Print the data that follows exactly.

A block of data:
----
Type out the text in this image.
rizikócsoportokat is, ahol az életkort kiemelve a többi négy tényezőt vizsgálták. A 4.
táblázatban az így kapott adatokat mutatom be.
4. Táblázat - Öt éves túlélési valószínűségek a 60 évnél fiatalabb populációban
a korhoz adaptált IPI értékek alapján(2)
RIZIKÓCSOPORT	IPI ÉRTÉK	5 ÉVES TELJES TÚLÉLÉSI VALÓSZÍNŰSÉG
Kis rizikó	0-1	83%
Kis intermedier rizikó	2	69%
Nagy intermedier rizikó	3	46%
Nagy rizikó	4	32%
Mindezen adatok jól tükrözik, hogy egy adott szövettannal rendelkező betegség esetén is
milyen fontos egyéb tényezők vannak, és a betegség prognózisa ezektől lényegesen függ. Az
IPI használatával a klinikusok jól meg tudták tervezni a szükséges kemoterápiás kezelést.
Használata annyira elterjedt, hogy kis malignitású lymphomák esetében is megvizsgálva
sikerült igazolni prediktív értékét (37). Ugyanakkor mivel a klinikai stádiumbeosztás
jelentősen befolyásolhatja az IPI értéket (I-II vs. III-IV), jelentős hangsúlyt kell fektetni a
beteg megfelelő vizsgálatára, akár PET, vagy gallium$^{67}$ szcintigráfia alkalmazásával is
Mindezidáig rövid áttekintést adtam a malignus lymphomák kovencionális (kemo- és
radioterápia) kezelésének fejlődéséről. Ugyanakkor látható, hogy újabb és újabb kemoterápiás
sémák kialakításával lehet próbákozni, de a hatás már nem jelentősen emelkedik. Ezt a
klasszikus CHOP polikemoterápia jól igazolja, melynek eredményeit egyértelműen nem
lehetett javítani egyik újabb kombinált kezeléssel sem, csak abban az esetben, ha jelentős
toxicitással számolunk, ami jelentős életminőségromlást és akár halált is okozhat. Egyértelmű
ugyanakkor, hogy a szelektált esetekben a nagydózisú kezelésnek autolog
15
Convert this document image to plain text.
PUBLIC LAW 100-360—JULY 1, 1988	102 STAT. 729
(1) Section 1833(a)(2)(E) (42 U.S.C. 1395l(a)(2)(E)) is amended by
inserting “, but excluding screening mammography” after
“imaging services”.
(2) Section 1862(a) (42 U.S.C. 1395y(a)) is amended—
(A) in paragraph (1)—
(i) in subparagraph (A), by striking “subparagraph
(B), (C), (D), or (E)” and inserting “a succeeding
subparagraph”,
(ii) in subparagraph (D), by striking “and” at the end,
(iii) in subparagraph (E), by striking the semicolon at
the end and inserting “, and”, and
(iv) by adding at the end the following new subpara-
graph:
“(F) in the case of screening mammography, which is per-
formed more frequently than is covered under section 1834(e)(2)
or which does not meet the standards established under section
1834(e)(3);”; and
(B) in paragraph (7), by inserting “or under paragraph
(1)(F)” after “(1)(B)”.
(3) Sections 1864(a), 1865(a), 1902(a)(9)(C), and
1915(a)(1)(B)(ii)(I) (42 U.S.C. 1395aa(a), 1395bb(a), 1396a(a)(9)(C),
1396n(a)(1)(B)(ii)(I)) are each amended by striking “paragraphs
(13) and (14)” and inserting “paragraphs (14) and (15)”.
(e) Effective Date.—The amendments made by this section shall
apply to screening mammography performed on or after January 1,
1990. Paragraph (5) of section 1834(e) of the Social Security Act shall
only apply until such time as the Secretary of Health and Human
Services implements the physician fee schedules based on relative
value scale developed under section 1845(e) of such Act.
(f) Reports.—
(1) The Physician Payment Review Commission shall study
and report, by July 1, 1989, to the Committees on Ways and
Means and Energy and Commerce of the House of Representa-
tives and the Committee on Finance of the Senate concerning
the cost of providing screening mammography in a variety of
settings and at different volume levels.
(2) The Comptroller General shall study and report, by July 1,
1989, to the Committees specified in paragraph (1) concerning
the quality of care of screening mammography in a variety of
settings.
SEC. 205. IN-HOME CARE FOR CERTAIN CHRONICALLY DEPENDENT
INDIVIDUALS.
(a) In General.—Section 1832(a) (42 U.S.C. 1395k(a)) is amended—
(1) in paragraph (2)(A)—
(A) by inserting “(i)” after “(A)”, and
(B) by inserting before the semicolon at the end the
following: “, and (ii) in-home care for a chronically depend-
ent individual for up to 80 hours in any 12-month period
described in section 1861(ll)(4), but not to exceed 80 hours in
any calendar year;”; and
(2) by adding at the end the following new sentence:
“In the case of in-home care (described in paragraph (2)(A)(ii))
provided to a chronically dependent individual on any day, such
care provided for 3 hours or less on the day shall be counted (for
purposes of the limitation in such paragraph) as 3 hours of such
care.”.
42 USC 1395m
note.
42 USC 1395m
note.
----
_ANSWER TO THE PROBLEM_
Type out the text in this image.
rizikócsoportokat is, ahol az életkort kiemelve a többi négy tényezőt vizsgálták. A 4.
táblázatban az így kapott adatokat mutatom be.
4. Táblázat - Öt éves túlélési valószínűségek a 60 évnél fiatalabb populációban
a korhoz adaptált IPI értékek alapján(2)
RIZIKÓCSOPORT	IPI ÉRTÉK	5 ÉVES TELJES TÚLÉLÉSI VALÓSZÍNŰSÉG
Kis rizikó	0-1	83%
Kis intermedier rizikó	2	69%
Nagy intermedier rizikó	3	46%
Nagy rizikó	4	32%
Mindezen adatok jól tükrözik, hogy egy adott szövettannal rendelkező betegség esetén is
milyen fontos egyéb tényezők vannak, és a betegség prognózisa ezektől lényegesen függ. Az
IPI használatával a klinikusok jól meg tudták tervezni a szükséges kemoterápiás kezelést.
Használata annyira elterjedt, hogy kis malignitású lymphomák esetében is megvizsgálva
sikerült igazolni prediktív értékét (37). Ugyanakkor mivel a klinikai stádiumbeosztás
jelentősen befolyásolhatja az IPI értéket (I-II vs. III-IV), jelentős hangsúlyt kell fektetni a
beteg megfelelő vizsgálatára, akár PET, vagy gallium$^{67}$ szcintigráfia alkalmazásával is
Mindezidáig rövid áttekintést adtam a malignus lymphomák kovencionális (kemo- és
radioterápia) kezelésének fejlődéséről. Ugyanakkor látható, hogy újabb és újabb kemoterápiás
sémák kialakításával lehet próbákozni, de a hatás már nem jelentősen emelkedik. Ezt a
klasszikus CHOP polikemoterápia jól igazolja, melynek eredményeit egyértelműen nem
lehetett javítani egyik újabb kombinált kezeléssel sem, csak abban az esetben, ha jelentős
toxicitással számolunk, ami jelentős életminőségromlást és akár halált is okozhat. Egyértelmű
ugyanakkor, hogy a szelektált esetekben a nagydózisú kezelésnek autolog
15
Convert this document image to plain text.
PUBLIC LAW 100-360—JULY 1, 1988	102 STAT. 729
(1) Section 1833(a)(2)(E) (42 U.S.C. 1395l(a)(2)(E)) is amended by
inserting “, but excluding screening mammography” after
“imaging services”.
(2) Section 1862(a) (42 U.S.C. 1395y(a)) is amended—
(A) in paragraph (1)—
(i) in subparagraph (A), by striking “subparagraph
(B), (C), (D), or (E)” and inserting “a succeeding
subparagraph”,
(ii) in subparagraph (D), by striking “and” at the end,
(iii) in subparagraph (E), by striking the semicolon at
the end and inserting “, and”, and
(iv) by adding at the end the following new subpara-
graph:
“(F) in the case of screening mammography, which is per-
formed more frequently than is covered under section 1834(e)(2)
or which does not meet the standards established under section
1834(e)(3);”; and
(B) in paragraph (7), by inserting “or under paragraph
(1)(F)” after “(1)(B)”.
(3) Sections 1864(a), 1865(a), 1902(a)(9)(C), and
1915(a)(1)(B)(ii)(I) (42 U.S.C. 1395aa(a), 1395bb(a), 1396a(a)(9)(C),
1396n(a)(1)(B)(ii)(I)) are each amended by striking “paragraphs
(13) and (14)” and inserting “paragraphs (14) and (15)”.
(e) Effective Date.—The amendments made by this section shall
apply to screening mammography performed on or after January 1,
1990. Paragraph (5) of section 1834(e) of the Social Security Act shall
only apply until such time as the Secretary of Health and Human
Services implements the physician fee schedules based on relative
value scale developed under section 1845(e) of such Act.
(f) Reports.—
(1) The Physician Payment Review Commission shall study
and report, by July 1, 1989, to the Committees on Ways and
Means and Energy and Commerce of the House of Representa-
tives and the Committee on Finance of the Senate concerning
the cost of providing screening mammography in a variety of
settings and at different volume levels.
(2) The Comptroller General shall study and report, by July 1,
1989, to the Committees specified in paragraph (1) concerning
the quality of care of screening mammography in a variety of
settings.
SEC. 205. IN-HOME CARE FOR CERTAIN CHRONICALLY DEPENDENT
INDIVIDUALS.
(a) In General.—Section 1832(a) (42 U.S.C. 1395k(a)) is amended—
(1) in paragraph (2)(A)—
(A) by inserting “(i)” after “(A)”, and
(B) by inserting before the semicolon at the end the
following: “, and (ii) in-home care for a chronically depend-
ent individual for up to 80 hours in any 12-month period
described in section 1861(ll)(4), but not to exceed 80 hours in
any calendar year;”; and
(2) by adding at the end the following new sentence:
“In the case of in-home care (described in paragraph (2)(A)(ii))
provided to a chronically dependent individual on any day, such
care provided for 3 hours or less on the day shall be counted (for
purposes of the limitation in such paragraph) as 3 hours of such
care.”.
42 USC 1395m
note.
42 USC 1395m
note.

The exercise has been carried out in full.